→ **Task objective**: Every line below that holds the string "here" should be copied out.

==========

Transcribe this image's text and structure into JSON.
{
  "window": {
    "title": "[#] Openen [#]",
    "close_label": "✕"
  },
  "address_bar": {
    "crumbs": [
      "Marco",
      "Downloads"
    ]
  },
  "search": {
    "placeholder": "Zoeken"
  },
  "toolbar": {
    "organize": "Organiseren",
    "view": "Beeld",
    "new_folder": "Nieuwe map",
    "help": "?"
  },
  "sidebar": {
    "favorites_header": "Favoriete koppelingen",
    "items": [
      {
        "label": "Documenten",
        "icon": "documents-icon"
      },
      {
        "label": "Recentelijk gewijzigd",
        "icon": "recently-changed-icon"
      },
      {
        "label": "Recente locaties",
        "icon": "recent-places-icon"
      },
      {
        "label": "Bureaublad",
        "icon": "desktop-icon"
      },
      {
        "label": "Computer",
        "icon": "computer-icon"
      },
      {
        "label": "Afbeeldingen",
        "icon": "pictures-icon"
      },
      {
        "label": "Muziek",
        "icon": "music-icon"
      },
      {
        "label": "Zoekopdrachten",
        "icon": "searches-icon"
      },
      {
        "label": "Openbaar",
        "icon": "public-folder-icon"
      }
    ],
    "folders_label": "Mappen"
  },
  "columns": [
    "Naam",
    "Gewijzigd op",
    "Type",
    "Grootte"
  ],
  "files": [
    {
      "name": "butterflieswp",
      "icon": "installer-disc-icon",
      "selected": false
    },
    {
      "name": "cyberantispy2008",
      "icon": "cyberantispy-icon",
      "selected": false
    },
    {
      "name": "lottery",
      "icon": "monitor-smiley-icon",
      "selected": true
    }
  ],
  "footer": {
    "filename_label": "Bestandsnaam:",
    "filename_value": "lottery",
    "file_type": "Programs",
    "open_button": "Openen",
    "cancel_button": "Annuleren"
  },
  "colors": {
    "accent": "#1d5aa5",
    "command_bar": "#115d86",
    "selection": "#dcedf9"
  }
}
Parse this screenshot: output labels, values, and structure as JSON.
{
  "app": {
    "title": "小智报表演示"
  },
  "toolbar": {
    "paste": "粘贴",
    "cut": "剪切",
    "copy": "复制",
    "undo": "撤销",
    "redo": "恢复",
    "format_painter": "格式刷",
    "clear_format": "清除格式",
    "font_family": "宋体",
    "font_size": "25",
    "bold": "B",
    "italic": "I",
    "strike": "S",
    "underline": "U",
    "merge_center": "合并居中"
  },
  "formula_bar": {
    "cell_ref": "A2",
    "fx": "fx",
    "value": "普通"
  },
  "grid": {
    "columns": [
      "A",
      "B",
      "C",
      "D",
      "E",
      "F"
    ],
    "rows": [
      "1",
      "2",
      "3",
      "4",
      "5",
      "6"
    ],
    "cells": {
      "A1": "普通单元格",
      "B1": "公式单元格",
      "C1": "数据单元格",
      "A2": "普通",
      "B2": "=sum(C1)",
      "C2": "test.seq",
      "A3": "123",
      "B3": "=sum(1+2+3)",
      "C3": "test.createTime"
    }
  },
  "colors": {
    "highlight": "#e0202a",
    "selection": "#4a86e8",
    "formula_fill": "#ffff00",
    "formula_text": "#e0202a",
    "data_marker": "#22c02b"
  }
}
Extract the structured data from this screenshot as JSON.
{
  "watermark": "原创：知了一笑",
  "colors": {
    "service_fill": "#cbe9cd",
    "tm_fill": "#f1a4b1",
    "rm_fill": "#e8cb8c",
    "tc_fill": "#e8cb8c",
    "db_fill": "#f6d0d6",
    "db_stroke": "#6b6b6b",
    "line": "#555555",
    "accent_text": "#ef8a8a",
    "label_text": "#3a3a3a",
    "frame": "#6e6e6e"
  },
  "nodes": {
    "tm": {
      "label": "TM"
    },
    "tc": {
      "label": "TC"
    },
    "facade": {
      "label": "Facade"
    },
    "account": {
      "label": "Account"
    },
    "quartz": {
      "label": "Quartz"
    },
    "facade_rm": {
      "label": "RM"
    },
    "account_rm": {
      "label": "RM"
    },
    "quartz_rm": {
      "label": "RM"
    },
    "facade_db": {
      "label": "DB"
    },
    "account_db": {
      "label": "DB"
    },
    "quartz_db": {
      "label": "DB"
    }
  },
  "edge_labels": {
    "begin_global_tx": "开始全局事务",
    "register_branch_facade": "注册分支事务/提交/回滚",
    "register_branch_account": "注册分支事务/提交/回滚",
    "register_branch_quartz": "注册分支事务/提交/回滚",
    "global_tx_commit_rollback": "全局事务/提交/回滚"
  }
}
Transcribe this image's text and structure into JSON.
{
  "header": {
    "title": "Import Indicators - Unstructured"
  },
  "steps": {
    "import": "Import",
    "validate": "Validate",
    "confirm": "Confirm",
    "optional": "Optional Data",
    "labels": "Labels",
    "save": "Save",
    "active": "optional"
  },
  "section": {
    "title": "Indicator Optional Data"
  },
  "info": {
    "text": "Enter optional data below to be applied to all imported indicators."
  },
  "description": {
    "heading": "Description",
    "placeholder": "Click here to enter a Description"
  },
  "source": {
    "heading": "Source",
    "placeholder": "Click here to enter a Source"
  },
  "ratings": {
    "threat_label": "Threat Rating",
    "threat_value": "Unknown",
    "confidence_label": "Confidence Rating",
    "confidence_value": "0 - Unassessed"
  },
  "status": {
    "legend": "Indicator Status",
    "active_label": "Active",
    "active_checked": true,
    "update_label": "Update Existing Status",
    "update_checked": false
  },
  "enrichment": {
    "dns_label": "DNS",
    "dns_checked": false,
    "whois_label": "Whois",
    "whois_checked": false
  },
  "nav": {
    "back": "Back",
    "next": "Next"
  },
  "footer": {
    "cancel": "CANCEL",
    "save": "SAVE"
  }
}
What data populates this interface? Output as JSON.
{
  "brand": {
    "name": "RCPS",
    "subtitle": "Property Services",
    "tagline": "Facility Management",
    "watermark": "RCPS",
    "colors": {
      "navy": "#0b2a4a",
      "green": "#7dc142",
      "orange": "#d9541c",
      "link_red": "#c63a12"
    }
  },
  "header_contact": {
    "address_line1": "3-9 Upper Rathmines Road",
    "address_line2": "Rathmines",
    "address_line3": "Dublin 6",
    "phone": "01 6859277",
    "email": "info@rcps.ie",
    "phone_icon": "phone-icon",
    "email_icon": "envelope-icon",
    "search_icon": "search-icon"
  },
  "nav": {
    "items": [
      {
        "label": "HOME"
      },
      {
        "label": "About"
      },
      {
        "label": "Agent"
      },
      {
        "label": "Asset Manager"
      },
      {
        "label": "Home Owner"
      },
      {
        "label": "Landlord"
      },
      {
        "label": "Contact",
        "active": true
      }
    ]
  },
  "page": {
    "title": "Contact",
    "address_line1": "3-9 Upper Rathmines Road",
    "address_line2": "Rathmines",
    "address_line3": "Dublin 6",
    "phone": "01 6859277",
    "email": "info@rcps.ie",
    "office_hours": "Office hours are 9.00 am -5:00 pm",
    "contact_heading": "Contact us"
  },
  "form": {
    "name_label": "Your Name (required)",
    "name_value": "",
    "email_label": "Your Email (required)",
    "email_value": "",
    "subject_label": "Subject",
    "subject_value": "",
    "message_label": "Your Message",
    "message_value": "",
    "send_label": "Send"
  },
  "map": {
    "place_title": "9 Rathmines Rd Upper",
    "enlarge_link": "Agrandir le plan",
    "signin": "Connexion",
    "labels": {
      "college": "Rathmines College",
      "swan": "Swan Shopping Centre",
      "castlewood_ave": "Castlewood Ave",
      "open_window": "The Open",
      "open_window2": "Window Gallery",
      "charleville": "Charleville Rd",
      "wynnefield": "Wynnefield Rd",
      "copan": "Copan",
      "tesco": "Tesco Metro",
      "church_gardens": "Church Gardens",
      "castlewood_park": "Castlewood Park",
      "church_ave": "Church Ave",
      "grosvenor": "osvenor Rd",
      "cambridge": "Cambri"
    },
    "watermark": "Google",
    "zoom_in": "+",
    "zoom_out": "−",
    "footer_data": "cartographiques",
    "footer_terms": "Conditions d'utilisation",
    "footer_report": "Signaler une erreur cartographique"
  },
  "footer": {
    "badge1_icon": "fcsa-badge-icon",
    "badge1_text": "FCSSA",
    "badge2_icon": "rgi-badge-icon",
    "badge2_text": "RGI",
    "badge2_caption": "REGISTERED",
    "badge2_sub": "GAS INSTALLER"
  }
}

==========

→ **Result for this exercise**:
    "placeholder": "Click here to enter a Description"
    "placeholder": "Click here to enter a Source"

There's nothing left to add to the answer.